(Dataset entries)
━━━━━━━━━━━━━━━━

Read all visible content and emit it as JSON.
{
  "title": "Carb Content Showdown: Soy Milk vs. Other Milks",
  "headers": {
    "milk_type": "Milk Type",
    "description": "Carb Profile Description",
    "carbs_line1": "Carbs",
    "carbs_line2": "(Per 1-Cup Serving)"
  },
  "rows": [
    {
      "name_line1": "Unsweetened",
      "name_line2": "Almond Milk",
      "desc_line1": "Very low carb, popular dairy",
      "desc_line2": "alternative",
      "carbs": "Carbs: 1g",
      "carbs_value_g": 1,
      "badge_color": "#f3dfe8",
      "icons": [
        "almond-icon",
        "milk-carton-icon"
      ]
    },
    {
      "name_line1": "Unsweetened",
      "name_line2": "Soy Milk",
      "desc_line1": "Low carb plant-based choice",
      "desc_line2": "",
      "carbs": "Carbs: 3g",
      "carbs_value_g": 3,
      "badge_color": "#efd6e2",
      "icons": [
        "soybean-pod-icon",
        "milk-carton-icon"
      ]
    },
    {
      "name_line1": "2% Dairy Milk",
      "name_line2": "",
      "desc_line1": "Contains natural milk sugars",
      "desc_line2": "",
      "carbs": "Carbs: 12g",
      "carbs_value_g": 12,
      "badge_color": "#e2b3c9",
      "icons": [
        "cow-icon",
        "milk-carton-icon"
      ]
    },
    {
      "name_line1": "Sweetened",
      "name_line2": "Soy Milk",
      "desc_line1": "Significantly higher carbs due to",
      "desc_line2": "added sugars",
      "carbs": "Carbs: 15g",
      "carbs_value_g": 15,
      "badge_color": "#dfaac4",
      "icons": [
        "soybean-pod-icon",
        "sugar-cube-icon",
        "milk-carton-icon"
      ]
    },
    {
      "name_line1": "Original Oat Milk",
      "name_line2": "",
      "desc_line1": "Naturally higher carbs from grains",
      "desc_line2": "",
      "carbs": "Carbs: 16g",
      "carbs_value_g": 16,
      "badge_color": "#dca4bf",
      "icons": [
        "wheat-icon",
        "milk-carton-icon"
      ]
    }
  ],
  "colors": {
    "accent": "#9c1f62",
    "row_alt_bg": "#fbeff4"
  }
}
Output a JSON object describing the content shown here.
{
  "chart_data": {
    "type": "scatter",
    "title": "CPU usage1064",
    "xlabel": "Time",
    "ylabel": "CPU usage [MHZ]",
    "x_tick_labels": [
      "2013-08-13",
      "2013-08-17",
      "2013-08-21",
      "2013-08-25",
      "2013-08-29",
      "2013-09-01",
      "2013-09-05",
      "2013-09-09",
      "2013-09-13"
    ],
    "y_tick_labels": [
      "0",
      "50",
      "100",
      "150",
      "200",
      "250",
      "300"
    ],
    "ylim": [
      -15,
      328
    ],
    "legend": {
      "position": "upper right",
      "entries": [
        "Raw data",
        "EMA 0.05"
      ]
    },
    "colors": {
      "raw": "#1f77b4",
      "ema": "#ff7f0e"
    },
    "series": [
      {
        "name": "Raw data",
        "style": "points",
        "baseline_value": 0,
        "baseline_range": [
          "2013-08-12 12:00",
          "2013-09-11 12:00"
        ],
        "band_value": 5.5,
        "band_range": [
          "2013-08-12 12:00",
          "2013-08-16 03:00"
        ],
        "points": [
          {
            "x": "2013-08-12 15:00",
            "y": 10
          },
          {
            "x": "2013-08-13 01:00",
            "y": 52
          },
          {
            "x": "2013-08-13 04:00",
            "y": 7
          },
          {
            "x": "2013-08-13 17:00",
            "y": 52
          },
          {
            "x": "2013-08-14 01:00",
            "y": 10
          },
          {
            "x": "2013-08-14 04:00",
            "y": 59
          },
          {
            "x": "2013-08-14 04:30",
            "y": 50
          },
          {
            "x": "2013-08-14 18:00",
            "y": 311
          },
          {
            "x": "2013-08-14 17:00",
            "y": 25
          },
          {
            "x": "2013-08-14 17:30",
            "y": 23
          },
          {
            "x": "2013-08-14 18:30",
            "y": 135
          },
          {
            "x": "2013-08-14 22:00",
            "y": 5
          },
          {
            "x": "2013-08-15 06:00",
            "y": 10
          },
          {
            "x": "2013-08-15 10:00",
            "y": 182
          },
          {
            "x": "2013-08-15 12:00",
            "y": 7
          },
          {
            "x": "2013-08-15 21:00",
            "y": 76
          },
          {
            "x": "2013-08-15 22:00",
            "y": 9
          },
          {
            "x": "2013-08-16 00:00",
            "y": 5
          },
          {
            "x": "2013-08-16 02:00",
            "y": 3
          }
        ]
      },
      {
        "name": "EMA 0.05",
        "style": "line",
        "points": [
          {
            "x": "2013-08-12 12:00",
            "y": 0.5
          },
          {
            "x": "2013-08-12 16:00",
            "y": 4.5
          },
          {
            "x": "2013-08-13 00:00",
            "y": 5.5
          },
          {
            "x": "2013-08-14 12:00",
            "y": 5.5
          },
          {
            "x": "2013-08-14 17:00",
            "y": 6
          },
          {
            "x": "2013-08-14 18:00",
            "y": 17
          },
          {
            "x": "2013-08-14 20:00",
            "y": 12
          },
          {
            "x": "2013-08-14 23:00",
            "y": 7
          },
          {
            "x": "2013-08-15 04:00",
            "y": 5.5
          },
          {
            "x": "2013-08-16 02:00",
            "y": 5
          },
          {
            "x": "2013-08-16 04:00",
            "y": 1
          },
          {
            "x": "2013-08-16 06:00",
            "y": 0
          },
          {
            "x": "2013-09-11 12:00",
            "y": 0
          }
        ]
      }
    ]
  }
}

━━━━━━━━━━━━━━━━

### SET EXERCISE
Copy out the whole listing exactly as written.

### FULL OUTPUT
Read all visible content and emit it as JSON.
{
  "title": "Carb Content Showdown: Soy Milk vs. Other Milks",
  "headers": {
    "milk_type": "Milk Type",
    "description": "Carb Profile Description",
    "carbs_line1": "Carbs",
    "carbs_line2": "(Per 1-Cup Serving)"
  },
  "rows": [
    {
      "name_line1": "Unsweetened",
      "name_line2": "Almond Milk",
      "desc_line1": "Very low carb, popular dairy",
      "desc_line2": "alternative",
      "carbs": "Carbs: 1g",
      "carbs_value_g": 1,
      "badge_color": "#f3dfe8",
      "icons": [
        "almond-icon",
        "milk-carton-icon"
      ]
    },
    {
      "name_line1": "Unsweetened",
      "name_line2": "Soy Milk",
      "desc_line1": "Low carb plant-based choice",
      "desc_line2": "",
      "carbs": "Carbs: 3g",
      "carbs_value_g": 3,
      "badge_color": "#efd6e2",
      "icons": [
        "soybean-pod-icon",
        "milk-carton-icon"
      ]
    },
    {
      "name_line1": "2% Dairy Milk",
      "name_line2": "",
      "desc_line1": "Contains natural milk sugars",
      "desc_line2": "",
      "carbs": "Carbs: 12g",
      "carbs_value_g": 12,
      "badge_color": "#e2b3c9",
      "icons": [
        "cow-icon",
        "milk-carton-icon"
      ]
    },
    {
      "name_line1": "Sweetened",
      "name_line2": "Soy Milk",
      "desc_line1": "Significantly higher carbs due to",
      "desc_line2": "added sugars",
      "carbs": "Carbs: 15g",
      "carbs_value_g": 15,
      "badge_color": "#dfaac4",
      "icons": [
        "soybean-pod-icon",
        "sugar-cube-icon",
        "milk-carton-icon"
      ]
    },
    {
      "name_line1": "Original Oat Milk",
      "name_line2": "",
      "desc_line1": "Naturally higher carbs from grains",
      "desc_line2": "",
      "carbs": "Carbs: 16g",
      "carbs_value_g": 16,
      "badge_color": "#dca4bf",
      "icons": [
        "wheat-icon",
        "milk-carton-icon"
      ]
    }
  ],
  "colors": {
    "accent": "#9c1f62",
    "row_alt_bg": "#fbeff4"
  }
}
Output a JSON object describing the content shown here.
{
  "chart_data": {
    "type": "scatter",
    "title": "CPU usage1064",
    "xlabel": "Time",
    "ylabel": "CPU usage [MHZ]",
    "x_tick_labels": [
      "2013-08-13",
      "2013-08-17",
      "2013-08-21",
      "2013-08-25",
      "2013-08-29",
      "2013-09-01",
      "2013-09-05",
      "2013-09-09",
      "2013-09-13"
    ],
    "y_tick_labels": [
      "0",
      "50",
      "100",
      "150",
      "200",
      "250",
      "300"
    ],
    "ylim": [
      -15,
      328
    ],
    "legend": {
      "position": "upper right",
      "entries": [
        "Raw data",
        "EMA 0.05"
      ]
    },
    "colors": {
      "raw": "#1f77b4",
      "ema": "#ff7f0e"
    },
    "series": [
      {
        "name": "Raw data",
        "style": "points",
        "baseline_value": 0,
        "baseline_range": [
          "2013-08-12 12:00",
          "2013-09-11 12:00"
        ],
        "band_value": 5.5,
        "band_range": [
          "2013-08-12 12:00",
          "2013-08-16 03:00"
        ],
        "points": [
          {
            "x": "2013-08-12 15:00",
            "y": 10
          },
          {
            "x": "2013-08-13 01:00",
            "y": 52
          },
          {
            "x": "2013-08-13 04:00",
            "y": 7
          },
          {
            "x": "2013-08-13 17:00",
            "y": 52
          },
          {
            "x": "2013-08-14 01:00",
            "y": 10
          },
          {
            "x": "2013-08-14 04:00",
            "y": 59
          },
          {
            "x": "2013-08-14 04:30",
            "y": 50
          },
          {
            "x": "2013-08-14 18:00",
            "y": 311
          },
          {
            "x": "2013-08-14 17:00",
            "y": 25
          },
          {
            "x": "2013-08-14 17:30",
            "y": 23
          },
          {
            "x": "2013-08-14 18:30",
            "y": 135
          },
          {
            "x": "2013-08-14 22:00",
            "y": 5
          },
          {
            "x": "2013-08-15 06:00",
            "y": 10
          },
          {
            "x": "2013-08-15 10:00",
            "y": 182
          },
          {
            "x": "2013-08-15 12:00",
            "y": 7
          },
          {
            "x": "2013-08-15 21:00",
            "y": 76
          },
          {
            "x": "2013-08-15 22:00",
            "y": 9
          },
          {
            "x": "2013-08-16 00:00",
            "y": 5
          },
          {
            "x": "2013-08-16 02:00",
            "y": 3
          }
        ]
      },
      {
        "name": "EMA 0.05",
        "style": "line",
        "points": [
          {
            "x": "2013-08-12 12:00",
            "y": 0.5
          },
          {
            "x": "2013-08-12 16:00",
            "y": 4.5
          },
          {
            "x": "2013-08-13 00:00",
            "y": 5.5
          },
          {
            "x": "2013-08-14 12:00",
            "y": 5.5
          },
          {
            "x": "2013-08-14 17:00",
            "y": 6
          },
          {
            "x": "2013-08-14 18:00",
            "y": 17
          },
          {
            "x": "2013-08-14 20:00",
            "y": 12
          },
          {
            "x": "2013-08-14 23:00",
            "y": 7
          },
          {
            "x": "2013-08-15 04:00",
            "y": 5.5
          },
          {
            "x": "2013-08-16 02:00",
            "y": 5
          },
          {
            "x": "2013-08-16 04:00",
            "y": 1
          },
          {
            "x": "2013-08-16 06:00",
            "y": 0
          },
          {
            "x": "2013-09-11 12:00",
            "y": 0
          }
        ]
      }
    ]
  }
}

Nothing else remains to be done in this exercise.